→ Supplied information

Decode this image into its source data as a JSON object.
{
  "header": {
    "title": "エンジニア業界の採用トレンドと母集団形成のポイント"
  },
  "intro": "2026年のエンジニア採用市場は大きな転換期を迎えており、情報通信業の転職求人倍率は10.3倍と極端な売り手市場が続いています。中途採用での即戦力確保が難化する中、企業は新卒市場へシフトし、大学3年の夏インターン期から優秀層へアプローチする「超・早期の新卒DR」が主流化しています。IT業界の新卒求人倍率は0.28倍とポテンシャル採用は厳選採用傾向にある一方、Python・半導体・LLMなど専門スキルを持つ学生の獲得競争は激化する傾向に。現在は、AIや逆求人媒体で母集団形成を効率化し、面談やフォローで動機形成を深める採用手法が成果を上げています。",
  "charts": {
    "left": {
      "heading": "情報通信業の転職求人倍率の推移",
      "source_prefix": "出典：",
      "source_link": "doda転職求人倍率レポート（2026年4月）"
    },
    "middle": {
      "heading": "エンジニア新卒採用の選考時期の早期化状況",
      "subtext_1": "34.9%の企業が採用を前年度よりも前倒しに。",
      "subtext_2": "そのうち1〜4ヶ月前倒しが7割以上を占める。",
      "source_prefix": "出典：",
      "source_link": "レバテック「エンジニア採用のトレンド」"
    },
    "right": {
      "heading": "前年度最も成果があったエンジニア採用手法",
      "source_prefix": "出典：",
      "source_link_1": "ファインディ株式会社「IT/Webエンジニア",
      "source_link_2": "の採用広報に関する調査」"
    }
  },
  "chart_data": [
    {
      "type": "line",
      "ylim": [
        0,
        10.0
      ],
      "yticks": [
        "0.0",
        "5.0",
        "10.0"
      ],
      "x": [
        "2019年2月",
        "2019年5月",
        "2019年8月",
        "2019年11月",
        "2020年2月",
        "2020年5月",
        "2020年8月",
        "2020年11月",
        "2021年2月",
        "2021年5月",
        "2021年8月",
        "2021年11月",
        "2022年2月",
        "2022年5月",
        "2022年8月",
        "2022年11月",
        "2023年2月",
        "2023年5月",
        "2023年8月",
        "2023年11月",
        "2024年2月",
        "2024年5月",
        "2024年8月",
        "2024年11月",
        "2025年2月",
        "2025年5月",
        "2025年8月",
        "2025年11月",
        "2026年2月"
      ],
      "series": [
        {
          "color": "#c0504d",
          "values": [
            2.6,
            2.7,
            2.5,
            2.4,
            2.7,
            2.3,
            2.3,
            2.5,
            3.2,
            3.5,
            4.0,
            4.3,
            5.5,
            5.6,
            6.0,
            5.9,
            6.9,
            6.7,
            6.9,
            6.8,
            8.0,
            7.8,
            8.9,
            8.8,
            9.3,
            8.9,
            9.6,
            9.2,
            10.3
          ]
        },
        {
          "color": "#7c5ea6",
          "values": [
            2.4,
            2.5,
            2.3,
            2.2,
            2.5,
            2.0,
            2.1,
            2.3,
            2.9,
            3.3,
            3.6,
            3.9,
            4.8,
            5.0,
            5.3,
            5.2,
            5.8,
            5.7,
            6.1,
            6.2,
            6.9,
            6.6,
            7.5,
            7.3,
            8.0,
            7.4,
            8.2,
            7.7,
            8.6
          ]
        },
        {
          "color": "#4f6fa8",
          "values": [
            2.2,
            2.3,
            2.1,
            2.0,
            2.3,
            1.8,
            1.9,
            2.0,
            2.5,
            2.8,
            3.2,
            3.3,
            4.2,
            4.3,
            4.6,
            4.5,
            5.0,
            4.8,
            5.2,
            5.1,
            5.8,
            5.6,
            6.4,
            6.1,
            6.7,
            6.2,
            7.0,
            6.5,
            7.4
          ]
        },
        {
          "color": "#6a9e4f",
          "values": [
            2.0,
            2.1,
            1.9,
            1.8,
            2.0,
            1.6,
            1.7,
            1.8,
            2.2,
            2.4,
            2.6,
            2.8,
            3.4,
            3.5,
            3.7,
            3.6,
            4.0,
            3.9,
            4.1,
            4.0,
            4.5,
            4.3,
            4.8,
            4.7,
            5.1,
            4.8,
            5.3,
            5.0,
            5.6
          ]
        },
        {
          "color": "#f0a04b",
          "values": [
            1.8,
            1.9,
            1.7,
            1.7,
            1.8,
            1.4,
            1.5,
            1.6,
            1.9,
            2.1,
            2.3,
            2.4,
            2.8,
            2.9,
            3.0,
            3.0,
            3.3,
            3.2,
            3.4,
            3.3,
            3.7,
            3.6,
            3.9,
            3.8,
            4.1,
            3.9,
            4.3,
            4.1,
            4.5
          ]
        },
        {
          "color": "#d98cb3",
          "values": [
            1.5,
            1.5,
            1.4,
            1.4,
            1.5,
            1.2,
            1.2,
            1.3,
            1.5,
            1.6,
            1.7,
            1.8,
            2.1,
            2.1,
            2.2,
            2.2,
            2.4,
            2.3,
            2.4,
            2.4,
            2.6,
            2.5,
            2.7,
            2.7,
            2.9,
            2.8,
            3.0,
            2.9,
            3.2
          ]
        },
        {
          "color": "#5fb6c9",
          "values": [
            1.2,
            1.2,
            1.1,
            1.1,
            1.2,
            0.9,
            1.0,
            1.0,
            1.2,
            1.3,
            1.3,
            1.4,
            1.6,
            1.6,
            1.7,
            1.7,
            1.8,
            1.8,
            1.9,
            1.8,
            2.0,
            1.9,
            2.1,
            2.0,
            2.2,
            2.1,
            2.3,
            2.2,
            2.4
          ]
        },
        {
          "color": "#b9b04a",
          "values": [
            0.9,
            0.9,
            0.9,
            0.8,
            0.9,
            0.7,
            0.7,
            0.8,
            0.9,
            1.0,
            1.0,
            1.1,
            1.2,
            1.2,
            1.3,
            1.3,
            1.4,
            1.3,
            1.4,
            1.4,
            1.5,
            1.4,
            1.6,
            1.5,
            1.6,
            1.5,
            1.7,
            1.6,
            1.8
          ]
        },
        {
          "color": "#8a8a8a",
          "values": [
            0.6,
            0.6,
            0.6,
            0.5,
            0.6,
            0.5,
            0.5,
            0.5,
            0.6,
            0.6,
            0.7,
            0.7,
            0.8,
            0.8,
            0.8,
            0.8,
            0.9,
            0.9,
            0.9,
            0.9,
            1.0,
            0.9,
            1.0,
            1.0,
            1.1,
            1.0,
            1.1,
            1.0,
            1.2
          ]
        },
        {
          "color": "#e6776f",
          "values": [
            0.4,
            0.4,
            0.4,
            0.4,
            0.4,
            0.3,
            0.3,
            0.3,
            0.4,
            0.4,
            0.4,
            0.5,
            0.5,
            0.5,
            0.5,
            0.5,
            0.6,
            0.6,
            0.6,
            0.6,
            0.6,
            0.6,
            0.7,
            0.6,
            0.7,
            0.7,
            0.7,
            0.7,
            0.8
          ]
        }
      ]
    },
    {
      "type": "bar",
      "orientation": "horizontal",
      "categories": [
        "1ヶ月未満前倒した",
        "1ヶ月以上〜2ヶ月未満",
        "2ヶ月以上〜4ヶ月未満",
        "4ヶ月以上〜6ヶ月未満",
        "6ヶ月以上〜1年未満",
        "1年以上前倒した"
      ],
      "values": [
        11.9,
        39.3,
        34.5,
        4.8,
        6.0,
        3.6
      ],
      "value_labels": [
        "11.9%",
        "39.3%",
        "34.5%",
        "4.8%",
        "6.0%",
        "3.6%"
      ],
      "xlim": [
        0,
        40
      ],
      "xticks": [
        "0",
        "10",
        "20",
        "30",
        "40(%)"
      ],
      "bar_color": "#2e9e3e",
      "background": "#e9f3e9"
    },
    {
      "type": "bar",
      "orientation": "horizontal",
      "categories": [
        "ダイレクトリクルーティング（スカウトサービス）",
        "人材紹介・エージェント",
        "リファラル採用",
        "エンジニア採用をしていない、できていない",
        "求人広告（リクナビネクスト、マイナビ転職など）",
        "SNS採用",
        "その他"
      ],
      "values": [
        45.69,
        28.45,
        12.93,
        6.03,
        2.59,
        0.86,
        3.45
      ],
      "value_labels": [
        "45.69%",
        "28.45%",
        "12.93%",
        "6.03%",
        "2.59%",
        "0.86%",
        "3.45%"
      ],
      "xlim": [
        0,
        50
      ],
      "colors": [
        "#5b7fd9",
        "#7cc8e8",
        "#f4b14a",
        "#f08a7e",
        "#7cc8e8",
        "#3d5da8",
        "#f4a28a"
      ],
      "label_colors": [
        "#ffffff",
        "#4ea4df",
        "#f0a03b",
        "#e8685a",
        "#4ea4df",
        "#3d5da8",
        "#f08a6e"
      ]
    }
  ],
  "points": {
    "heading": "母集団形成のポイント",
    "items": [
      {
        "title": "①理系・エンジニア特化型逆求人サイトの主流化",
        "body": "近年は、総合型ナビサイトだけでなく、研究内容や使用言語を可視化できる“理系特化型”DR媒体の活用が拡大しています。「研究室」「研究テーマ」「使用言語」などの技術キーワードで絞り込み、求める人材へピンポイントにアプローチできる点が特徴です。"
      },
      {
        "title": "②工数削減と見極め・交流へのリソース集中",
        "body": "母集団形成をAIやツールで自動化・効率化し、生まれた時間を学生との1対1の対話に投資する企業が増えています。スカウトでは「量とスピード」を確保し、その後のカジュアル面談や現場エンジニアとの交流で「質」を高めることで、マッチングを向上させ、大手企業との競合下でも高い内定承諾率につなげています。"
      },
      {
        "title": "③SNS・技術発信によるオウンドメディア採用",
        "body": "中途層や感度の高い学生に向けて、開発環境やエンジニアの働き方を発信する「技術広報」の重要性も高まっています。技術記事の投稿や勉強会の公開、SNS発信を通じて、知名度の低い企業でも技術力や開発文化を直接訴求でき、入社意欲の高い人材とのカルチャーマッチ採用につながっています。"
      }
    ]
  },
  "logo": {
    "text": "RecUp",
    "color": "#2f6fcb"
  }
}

→ Task requirements
Each line with the string "title" in it needs to be found and copied.

→ The completed task
    "title": "エンジニア業界の採用トレンドと母集団形成のポイント"
        "title": "①理系・エンジニア特化型逆求人サイトの主流化",
        "title": "②工数削減と見極め・交流へのリソース集中",
        "title": "③SNS・技術発信によるオウンドメディア採用",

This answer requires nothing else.